- [Exercise details] In the entries below, find every line with "جیسے" and copy it.

(Collection entries)
------------------------------------------------------------

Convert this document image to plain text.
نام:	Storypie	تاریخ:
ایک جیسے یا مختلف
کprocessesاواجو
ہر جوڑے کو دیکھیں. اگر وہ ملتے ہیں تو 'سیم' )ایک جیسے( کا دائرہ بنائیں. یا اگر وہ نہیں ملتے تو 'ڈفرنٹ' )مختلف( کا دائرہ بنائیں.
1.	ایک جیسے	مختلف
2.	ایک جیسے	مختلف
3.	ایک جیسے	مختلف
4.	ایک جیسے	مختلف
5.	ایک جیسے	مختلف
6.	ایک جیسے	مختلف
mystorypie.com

------------------------------------------------------------

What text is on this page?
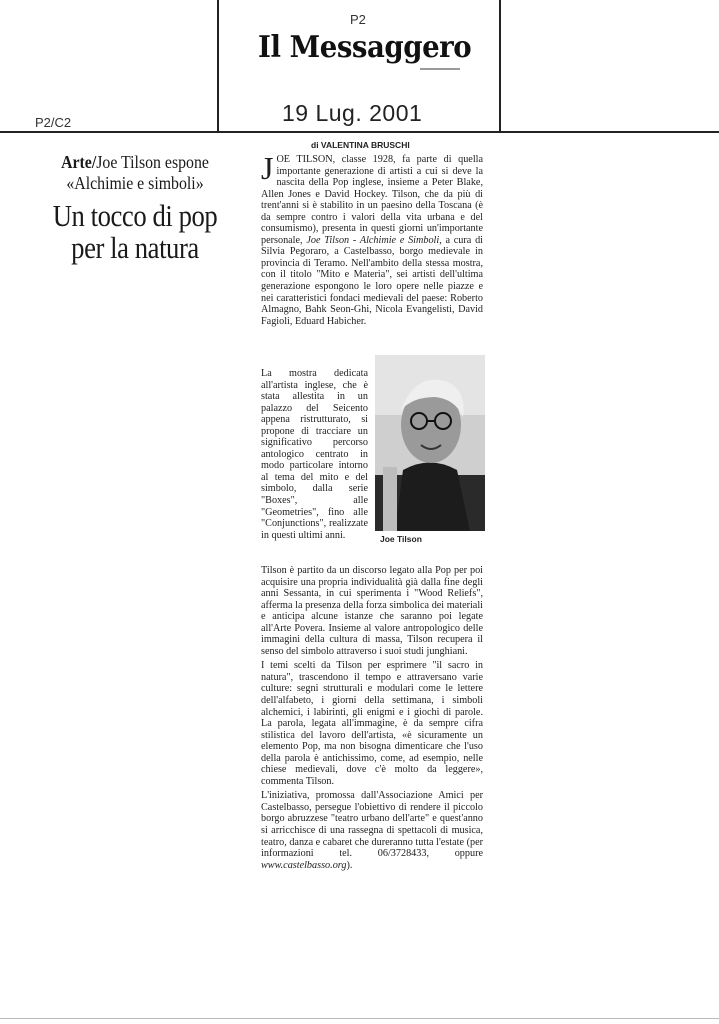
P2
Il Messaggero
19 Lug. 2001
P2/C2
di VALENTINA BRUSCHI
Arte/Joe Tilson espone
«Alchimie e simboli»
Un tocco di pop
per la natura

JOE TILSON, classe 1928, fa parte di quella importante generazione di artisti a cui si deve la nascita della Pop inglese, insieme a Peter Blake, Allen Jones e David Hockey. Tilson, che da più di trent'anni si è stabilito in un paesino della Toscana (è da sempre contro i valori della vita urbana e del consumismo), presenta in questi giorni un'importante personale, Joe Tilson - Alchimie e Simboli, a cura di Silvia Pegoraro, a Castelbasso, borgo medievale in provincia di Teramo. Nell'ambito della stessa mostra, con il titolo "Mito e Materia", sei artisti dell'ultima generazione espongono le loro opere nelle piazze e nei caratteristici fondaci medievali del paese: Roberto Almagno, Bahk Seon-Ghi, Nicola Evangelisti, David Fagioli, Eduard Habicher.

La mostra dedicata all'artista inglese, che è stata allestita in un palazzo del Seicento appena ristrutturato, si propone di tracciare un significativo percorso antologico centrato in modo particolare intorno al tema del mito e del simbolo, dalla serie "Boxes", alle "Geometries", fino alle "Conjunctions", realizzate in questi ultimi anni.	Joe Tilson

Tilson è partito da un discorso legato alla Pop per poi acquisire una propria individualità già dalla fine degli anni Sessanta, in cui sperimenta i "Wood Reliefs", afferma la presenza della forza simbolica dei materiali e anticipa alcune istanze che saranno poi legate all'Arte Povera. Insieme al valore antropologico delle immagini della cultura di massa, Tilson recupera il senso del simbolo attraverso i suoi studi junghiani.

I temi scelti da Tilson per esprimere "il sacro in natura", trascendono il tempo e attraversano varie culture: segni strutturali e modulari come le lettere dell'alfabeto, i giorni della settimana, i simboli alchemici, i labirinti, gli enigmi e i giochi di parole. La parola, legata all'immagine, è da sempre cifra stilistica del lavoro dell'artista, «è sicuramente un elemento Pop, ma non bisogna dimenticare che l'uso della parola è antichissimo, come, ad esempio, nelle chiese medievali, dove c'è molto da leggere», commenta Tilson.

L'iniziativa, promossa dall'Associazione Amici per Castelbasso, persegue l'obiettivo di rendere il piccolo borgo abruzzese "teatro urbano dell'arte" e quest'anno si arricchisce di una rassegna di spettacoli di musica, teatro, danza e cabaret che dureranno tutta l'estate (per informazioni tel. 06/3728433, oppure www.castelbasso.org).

------------------------------------------------------------

- [Exercise answer]
ایک جیسے یا مختلف
ہر جوڑے کو دیکھیں. اگر وہ ملتے ہیں تو 'سیم' )ایک جیسے( کا دائرہ بنائیں. یا اگر وہ نہیں ملتے تو 'ڈفرنٹ' )مختلف( کا دائرہ بنائیں.
1.	ایک جیسے	مختلف
2.	ایک جیسے	مختلف
3.	ایک جیسے	مختلف
4.	ایک جیسے	مختلف
5.	ایک جیسے	مختلف
6.	ایک جیسے	مختلف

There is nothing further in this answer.